- _THE TASK_: Assemble all lines in which the string "Джонни" appears.

- _RECORDS FOR THE TASK_:
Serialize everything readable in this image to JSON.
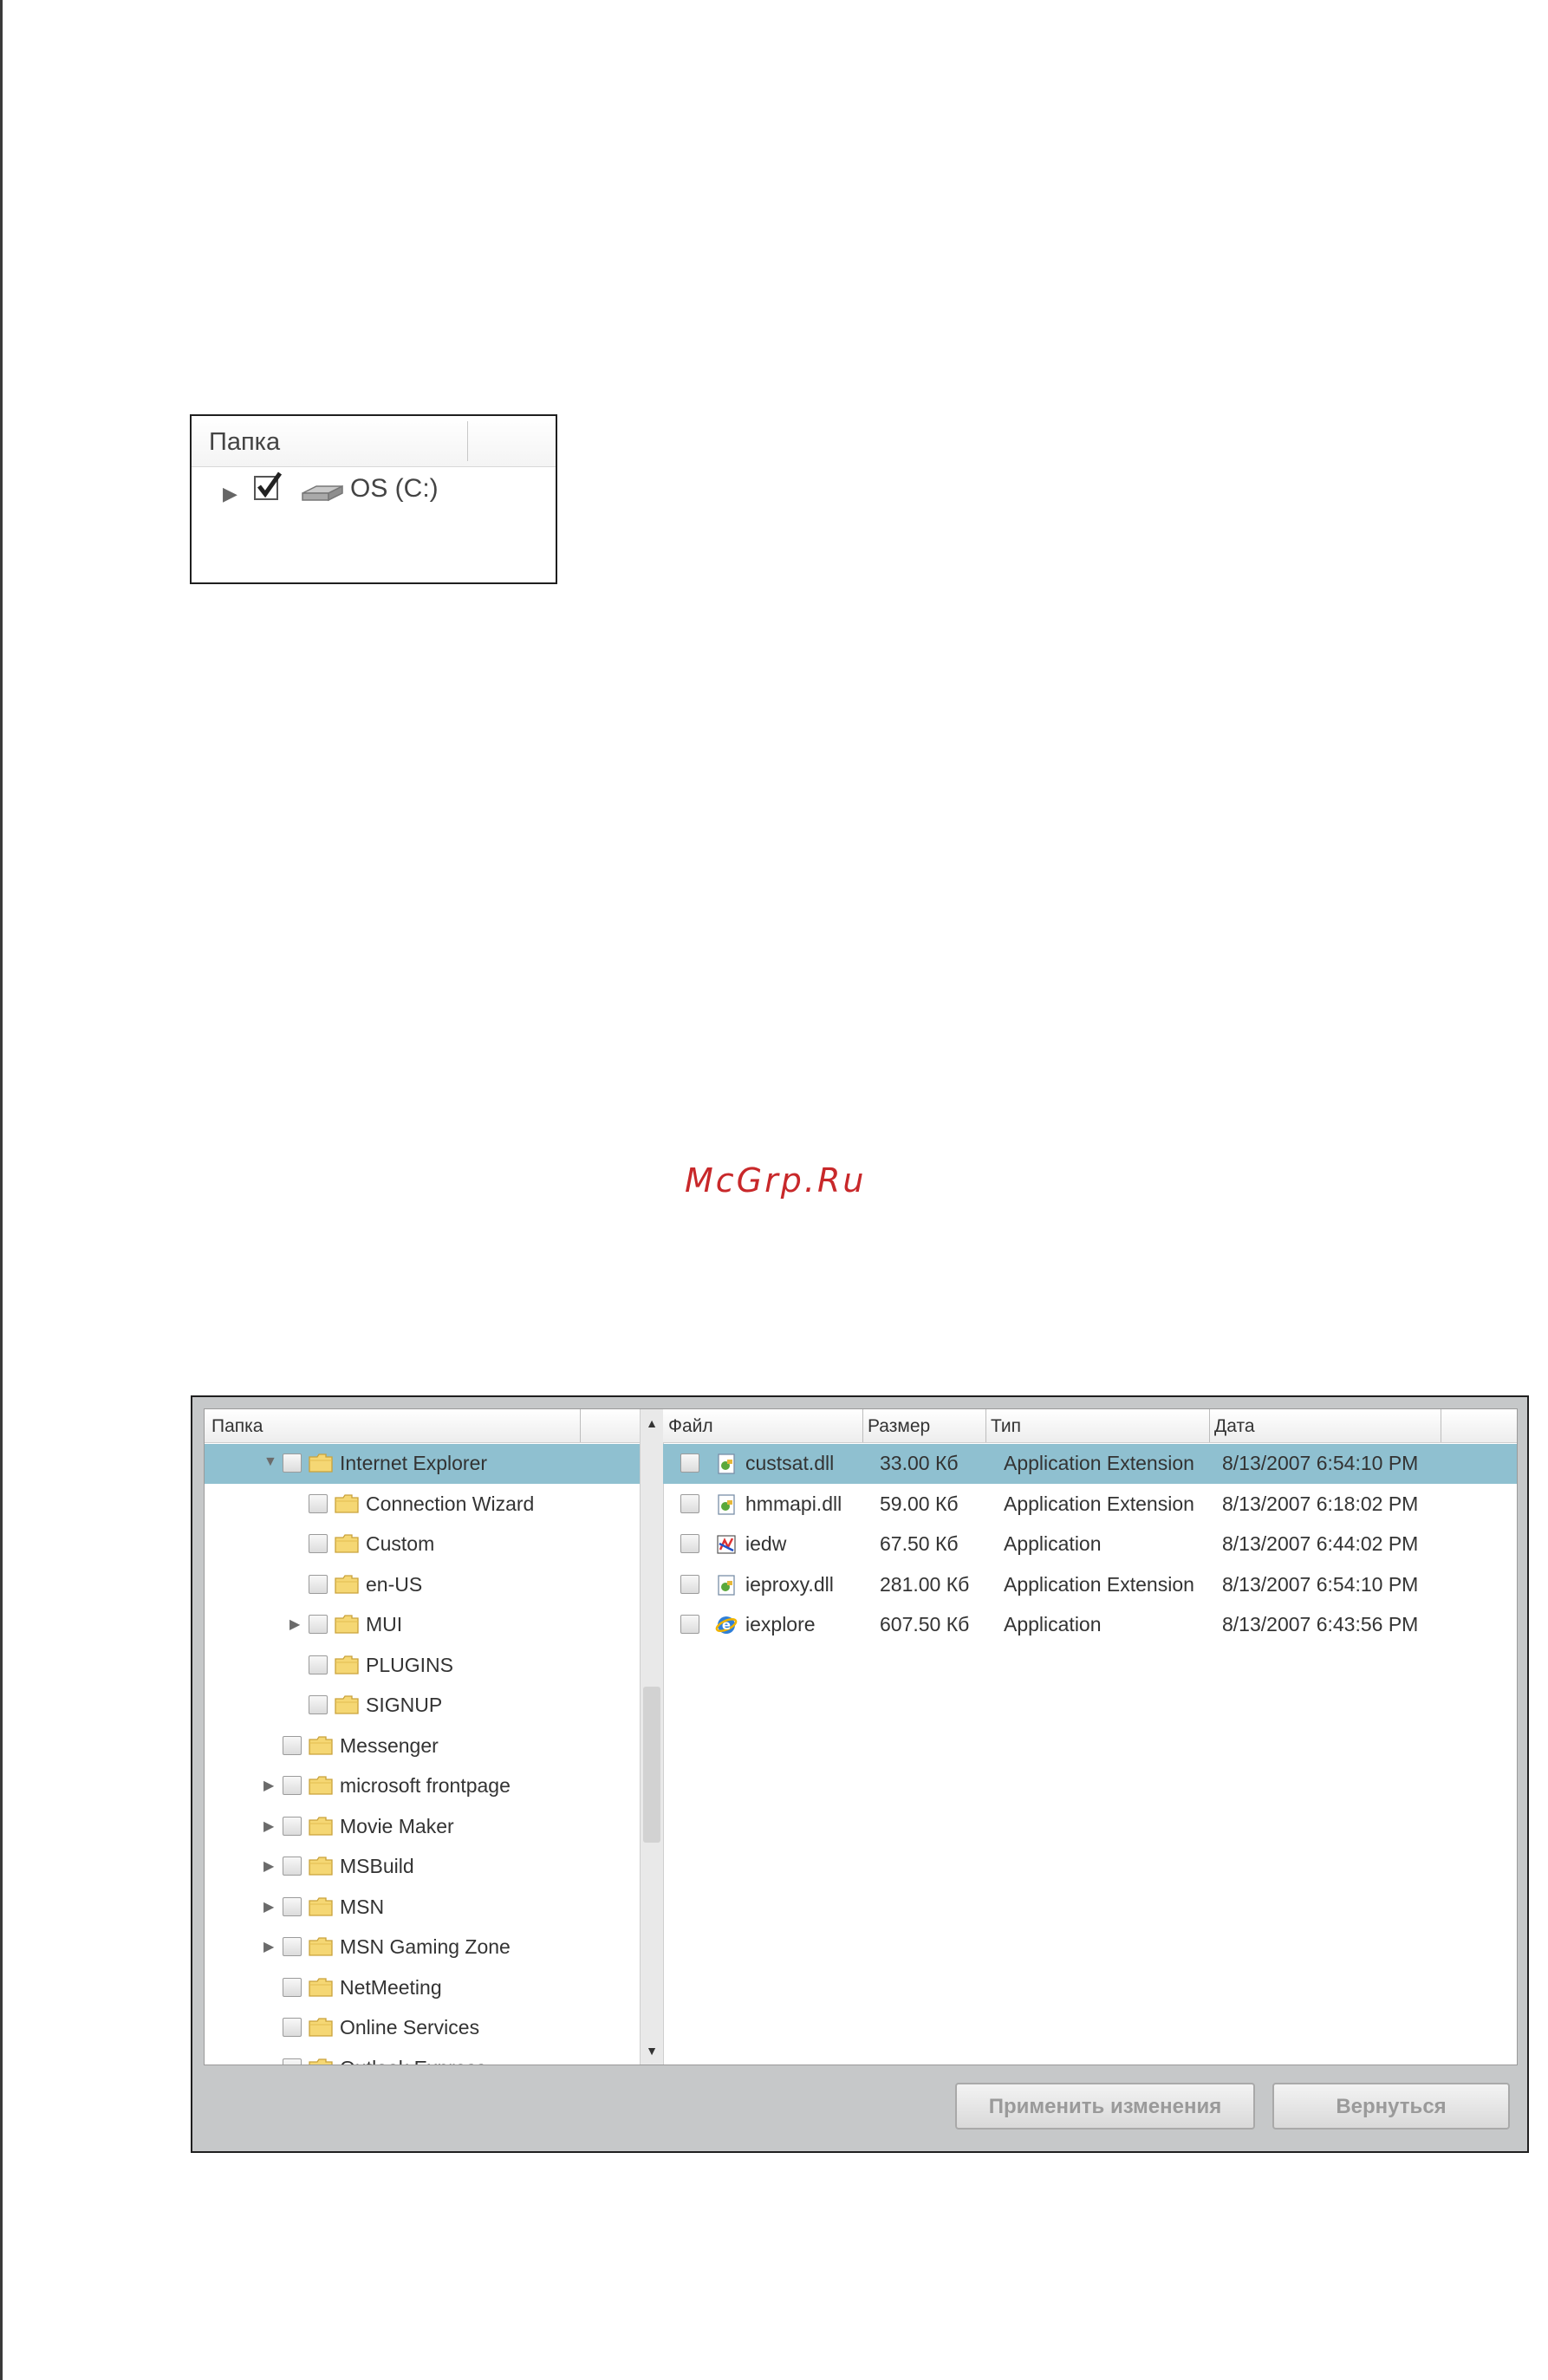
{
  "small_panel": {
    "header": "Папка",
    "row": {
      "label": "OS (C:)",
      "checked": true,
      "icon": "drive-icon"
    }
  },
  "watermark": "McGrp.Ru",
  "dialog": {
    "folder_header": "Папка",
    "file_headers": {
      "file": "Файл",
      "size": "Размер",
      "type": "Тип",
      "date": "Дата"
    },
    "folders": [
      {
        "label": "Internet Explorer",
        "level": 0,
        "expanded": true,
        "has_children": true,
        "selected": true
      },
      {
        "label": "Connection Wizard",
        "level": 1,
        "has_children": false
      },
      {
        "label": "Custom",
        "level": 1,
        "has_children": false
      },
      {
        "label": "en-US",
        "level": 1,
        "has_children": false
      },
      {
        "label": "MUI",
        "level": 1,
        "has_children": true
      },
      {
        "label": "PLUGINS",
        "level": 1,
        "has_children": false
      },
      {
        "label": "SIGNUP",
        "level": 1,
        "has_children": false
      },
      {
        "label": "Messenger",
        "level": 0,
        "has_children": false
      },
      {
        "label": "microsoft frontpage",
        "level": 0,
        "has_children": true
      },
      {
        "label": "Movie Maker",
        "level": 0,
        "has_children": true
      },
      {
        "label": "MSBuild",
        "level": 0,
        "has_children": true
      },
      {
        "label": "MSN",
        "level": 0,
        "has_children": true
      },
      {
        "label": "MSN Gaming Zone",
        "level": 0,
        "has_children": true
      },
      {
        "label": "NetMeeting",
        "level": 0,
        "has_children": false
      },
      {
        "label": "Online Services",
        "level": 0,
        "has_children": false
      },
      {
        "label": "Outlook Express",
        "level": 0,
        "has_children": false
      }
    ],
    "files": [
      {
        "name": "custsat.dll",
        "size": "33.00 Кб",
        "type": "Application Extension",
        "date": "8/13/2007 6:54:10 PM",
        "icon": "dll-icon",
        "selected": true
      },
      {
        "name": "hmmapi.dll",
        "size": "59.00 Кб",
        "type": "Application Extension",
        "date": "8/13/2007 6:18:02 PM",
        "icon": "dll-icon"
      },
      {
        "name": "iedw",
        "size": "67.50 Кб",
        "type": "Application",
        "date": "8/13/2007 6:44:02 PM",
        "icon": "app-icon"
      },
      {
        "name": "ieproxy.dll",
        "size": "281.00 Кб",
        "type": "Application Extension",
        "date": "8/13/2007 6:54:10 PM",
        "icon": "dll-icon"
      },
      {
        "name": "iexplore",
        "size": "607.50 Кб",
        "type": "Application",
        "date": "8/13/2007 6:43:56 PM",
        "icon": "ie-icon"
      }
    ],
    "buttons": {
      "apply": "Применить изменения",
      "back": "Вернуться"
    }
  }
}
...
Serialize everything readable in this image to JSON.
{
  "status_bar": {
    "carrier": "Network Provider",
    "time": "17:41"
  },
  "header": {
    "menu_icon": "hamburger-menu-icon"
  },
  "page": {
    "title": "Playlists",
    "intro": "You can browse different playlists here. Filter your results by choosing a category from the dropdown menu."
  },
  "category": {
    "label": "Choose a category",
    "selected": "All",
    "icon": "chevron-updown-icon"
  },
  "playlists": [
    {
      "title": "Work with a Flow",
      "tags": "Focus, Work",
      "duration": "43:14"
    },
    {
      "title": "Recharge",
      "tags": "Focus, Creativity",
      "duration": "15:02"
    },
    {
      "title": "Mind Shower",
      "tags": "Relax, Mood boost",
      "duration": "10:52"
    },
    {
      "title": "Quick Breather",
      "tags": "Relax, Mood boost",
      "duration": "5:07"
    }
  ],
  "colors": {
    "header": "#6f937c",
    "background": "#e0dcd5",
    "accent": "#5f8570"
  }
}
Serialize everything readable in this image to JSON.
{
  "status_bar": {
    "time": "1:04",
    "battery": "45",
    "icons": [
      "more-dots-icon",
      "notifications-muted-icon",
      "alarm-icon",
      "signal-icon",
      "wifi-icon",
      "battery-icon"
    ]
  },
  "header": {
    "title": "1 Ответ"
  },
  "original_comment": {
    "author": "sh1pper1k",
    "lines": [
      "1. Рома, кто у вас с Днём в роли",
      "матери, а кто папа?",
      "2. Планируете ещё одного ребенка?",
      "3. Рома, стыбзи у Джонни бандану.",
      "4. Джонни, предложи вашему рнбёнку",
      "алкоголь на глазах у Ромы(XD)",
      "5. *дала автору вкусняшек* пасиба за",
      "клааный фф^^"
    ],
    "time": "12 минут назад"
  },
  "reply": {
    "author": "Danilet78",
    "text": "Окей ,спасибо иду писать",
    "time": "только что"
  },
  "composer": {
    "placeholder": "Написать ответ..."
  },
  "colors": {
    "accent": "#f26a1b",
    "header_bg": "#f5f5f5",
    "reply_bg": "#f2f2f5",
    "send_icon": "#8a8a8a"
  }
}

- _SOLUTION TO THE EXERCISE_:
      "3. Рома, стыбзи у Джонни бандану.",
      "4. Джонни, предложи вашему рнбёнку",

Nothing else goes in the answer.